§ **Exercise goal**
Every record below should be printed exactly as given.

§ **Given data**
>>>

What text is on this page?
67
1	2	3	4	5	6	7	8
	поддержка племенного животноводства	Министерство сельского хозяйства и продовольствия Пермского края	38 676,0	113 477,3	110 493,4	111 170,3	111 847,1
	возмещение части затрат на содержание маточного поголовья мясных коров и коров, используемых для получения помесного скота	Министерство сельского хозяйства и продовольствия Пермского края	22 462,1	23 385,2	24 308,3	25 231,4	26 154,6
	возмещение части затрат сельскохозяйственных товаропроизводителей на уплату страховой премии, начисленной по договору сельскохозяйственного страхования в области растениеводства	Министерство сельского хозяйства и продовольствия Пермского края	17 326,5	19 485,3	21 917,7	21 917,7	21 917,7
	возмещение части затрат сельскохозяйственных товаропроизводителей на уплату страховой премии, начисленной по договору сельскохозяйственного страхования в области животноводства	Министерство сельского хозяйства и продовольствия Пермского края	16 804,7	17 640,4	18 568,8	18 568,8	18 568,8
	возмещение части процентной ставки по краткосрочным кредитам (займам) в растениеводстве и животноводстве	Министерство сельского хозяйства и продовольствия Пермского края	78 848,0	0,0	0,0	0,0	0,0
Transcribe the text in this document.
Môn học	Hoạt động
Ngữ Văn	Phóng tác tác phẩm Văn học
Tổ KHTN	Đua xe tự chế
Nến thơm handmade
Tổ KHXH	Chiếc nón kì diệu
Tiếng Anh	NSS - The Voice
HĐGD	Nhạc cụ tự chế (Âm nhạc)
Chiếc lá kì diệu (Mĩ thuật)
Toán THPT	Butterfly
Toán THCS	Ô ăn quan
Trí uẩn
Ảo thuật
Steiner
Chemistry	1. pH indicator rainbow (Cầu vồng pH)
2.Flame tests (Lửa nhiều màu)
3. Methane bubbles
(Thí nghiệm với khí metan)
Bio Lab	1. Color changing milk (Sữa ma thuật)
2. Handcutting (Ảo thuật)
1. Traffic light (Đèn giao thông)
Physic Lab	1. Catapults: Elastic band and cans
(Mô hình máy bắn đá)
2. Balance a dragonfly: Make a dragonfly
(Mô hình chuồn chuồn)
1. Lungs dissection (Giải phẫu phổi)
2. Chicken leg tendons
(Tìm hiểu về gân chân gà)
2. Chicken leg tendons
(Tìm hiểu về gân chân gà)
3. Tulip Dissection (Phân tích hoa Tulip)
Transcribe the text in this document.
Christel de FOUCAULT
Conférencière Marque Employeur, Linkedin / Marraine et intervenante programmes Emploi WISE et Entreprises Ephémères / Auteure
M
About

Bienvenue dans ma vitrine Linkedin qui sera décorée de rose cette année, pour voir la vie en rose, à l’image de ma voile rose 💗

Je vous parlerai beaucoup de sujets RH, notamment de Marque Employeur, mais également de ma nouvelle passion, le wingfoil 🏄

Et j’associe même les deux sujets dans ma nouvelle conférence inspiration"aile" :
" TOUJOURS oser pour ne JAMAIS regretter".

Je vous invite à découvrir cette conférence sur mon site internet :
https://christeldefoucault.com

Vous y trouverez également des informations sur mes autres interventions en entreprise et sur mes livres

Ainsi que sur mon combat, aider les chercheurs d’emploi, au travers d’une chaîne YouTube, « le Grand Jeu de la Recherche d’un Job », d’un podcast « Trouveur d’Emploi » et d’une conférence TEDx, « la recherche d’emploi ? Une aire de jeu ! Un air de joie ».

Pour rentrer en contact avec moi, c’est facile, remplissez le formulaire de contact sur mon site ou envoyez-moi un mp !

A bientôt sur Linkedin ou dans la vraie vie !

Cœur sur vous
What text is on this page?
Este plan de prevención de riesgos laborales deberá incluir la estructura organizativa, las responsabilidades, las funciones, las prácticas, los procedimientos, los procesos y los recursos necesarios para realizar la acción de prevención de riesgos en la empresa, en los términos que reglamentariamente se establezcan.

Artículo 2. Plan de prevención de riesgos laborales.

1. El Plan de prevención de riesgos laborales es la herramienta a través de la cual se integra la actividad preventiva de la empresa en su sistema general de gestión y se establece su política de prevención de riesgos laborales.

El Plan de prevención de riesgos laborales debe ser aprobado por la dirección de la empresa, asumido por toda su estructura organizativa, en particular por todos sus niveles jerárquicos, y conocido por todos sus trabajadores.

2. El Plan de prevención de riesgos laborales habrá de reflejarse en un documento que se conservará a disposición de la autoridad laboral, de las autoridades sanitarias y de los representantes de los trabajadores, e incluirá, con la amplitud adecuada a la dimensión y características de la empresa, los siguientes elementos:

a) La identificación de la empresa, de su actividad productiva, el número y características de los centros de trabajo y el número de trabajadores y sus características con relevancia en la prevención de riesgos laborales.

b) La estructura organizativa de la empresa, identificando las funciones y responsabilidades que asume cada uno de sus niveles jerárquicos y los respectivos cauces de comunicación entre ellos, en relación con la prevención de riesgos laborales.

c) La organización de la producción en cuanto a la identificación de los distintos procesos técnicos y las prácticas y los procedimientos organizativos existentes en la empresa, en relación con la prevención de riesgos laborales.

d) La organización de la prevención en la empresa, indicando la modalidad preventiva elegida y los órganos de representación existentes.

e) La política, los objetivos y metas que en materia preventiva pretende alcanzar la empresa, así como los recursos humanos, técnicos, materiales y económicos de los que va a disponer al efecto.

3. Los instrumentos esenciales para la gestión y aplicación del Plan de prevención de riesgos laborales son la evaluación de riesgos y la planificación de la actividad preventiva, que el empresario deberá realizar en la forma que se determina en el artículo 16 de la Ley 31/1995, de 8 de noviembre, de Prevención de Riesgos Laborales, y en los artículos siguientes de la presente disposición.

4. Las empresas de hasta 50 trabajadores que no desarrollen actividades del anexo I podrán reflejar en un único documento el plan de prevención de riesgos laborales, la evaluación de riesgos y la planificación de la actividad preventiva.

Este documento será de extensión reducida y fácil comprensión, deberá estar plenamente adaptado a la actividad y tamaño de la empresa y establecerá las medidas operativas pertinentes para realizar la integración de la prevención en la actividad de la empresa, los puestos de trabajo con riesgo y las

<<<

§ **Result below**
What text is on this page?
67
1	2	3	4	5	6	7	8
	поддержка племенного животноводства	Министерство сельского хозяйства и продовольствия Пермского края	38 676,0	113 477,3	110 493,4	111 170,3	111 847,1
	возмещение части затрат на содержание маточного поголовья мясных коров и коров, используемых для получения помесного скота	Министерство сельского хозяйства и продовольствия Пермского края	22 462,1	23 385,2	24 308,3	25 231,4	26 154,6
	возмещение части затрат сельскохозяйственных товаропроизводителей на уплату страховой премии, начисленной по договору сельскохозяйственного страхования в области растениеводства	Министерство сельского хозяйства и продовольствия Пермского края	17 326,5	19 485,3	21 917,7	21 917,7	21 917,7
	возмещение части затрат сельскохозяйственных товаропроизводителей на уплату страховой премии, начисленной по договору сельскохозяйственного страхования в области животноводства	Министерство сельского хозяйства и продовольствия Пермского края	16 804,7	17 640,4	18 568,8	18 568,8	18 568,8
	возмещение части процентной ставки по краткосрочным кредитам (займам) в растениеводстве и животноводстве	Министерство сельского хозяйства и продовольствия Пермского края	78 848,0	0,0	0,0	0,0	0,0
Transcribe the text in this document.
Môn học	Hoạt động
Ngữ Văn	Phóng tác tác phẩm Văn học
Tổ KHTN	Đua xe tự chế
Nến thơm handmade
Tổ KHXH	Chiếc nón kì diệu
Tiếng Anh	NSS - The Voice
HĐGD	Nhạc cụ tự chế (Âm nhạc)
Chiếc lá kì diệu (Mĩ thuật)
Toán THPT	Butterfly
Toán THCS	Ô ăn quan
Trí uẩn
Ảo thuật
Steiner
Chemistry	1. pH indicator rainbow (Cầu vồng pH)
2.Flame tests (Lửa nhiều màu)
3. Methane bubbles
(Thí nghiệm với khí metan)
Bio Lab	1. Color changing milk (Sữa ma thuật)
2. Handcutting (Ảo thuật)
1. Traffic light (Đèn giao thông)
Physic Lab	1. Catapults: Elastic band and cans
(Mô hình máy bắn đá)
2. Balance a dragonfly: Make a dragonfly
(Mô hình chuồn chuồn)
1. Lungs dissection (Giải phẫu phổi)
2. Chicken leg tendons
(Tìm hiểu về gân chân gà)
2. Chicken leg tendons
(Tìm hiểu về gân chân gà)
3. Tulip Dissection (Phân tích hoa Tulip)
Transcribe the text in this document.
Christel de FOUCAULT
Conférencière Marque Employeur, Linkedin / Marraine et intervenante programmes Emploi WISE et Entreprises Ephémères / Auteure
M
About

Bienvenue dans ma vitrine Linkedin qui sera décorée de rose cette année, pour voir la vie en rose, à l’image de ma voile rose 💗

Je vous parlerai beaucoup de sujets RH, notamment de Marque Employeur, mais également de ma nouvelle passion, le wingfoil 🏄

Et j’associe même les deux sujets dans ma nouvelle conférence inspiration"aile" :
" TOUJOURS oser pour ne JAMAIS regretter".

Je vous invite à découvrir cette conférence sur mon site internet :
https://christeldefoucault.com

Vous y trouverez également des informations sur mes autres interventions en entreprise et sur mes livres

Ainsi que sur mon combat, aider les chercheurs d’emploi, au travers d’une chaîne YouTube, « le Grand Jeu de la Recherche d’un Job », d’un podcast « Trouveur d’Emploi » et d’une conférence TEDx, « la recherche d’emploi ? Une aire de jeu ! Un air de joie ».

Pour rentrer en contact avec moi, c’est facile, remplissez le formulaire de contact sur mon site ou envoyez-moi un mp !

A bientôt sur Linkedin ou dans la vraie vie !

Cœur sur vous
What text is on this page?
Este plan de prevención de riesgos laborales deberá incluir la estructura organizativa, las responsabilidades, las funciones, las prácticas, los procedimientos, los procesos y los recursos necesarios para realizar la acción de prevención de riesgos en la empresa, en los términos que reglamentariamente se establezcan.

Artículo 2. Plan de prevención de riesgos laborales.

1. El Plan de prevención de riesgos laborales es la herramienta a través de la cual se integra la actividad preventiva de la empresa en su sistema general de gestión y se establece su política de prevención de riesgos laborales.

El Plan de prevención de riesgos laborales debe ser aprobado por la dirección de la empresa, asumido por toda su estructura organizativa, en particular por todos sus niveles jerárquicos, y conocido por todos sus trabajadores.

2. El Plan de prevención de riesgos laborales habrá de reflejarse en un documento que se conservará a disposición de la autoridad laboral, de las autoridades sanitarias y de los representantes de los trabajadores, e incluirá, con la amplitud adecuada a la dimensión y características de la empresa, los siguientes elementos:

a) La identificación de la empresa, de su actividad productiva, el número y características de los centros de trabajo y el número de trabajadores y sus características con relevancia en la prevención de riesgos laborales.

b) La estructura organizativa de la empresa, identificando las funciones y responsabilidades que asume cada uno de sus niveles jerárquicos y los respectivos cauces de comunicación entre ellos, en relación con la prevención de riesgos laborales.

c) La organización de la producción en cuanto a la identificación de los distintos procesos técnicos y las prácticas y los procedimientos organizativos existentes en la empresa, en relación con la prevención de riesgos laborales.

d) La organización de la prevención en la empresa, indicando la modalidad preventiva elegida y los órganos de representación existentes.

e) La política, los objetivos y metas que en materia preventiva pretende alcanzar la empresa, así como los recursos humanos, técnicos, materiales y económicos de los que va a disponer al efecto.

3. Los instrumentos esenciales para la gestión y aplicación del Plan de prevención de riesgos laborales son la evaluación de riesgos y la planificación de la actividad preventiva, que el empresario deberá realizar en la forma que se determina en el artículo 16 de la Ley 31/1995, de 8 de noviembre, de Prevención de Riesgos Laborales, y en los artículos siguientes de la presente disposición.

4. Las empresas de hasta 50 trabajadores que no desarrollen actividades del anexo I podrán reflejar en un único documento el plan de prevención de riesgos laborales, la evaluación de riesgos y la planificación de la actividad preventiva.

Este documento será de extensión reducida y fácil comprensión, deberá estar plenamente adaptado a la actividad y tamaño de la empresa y establecerá las medidas operativas pertinentes para realizar la integración de la prevención en la actividad de la empresa, los puestos de trabajo con riesgo y las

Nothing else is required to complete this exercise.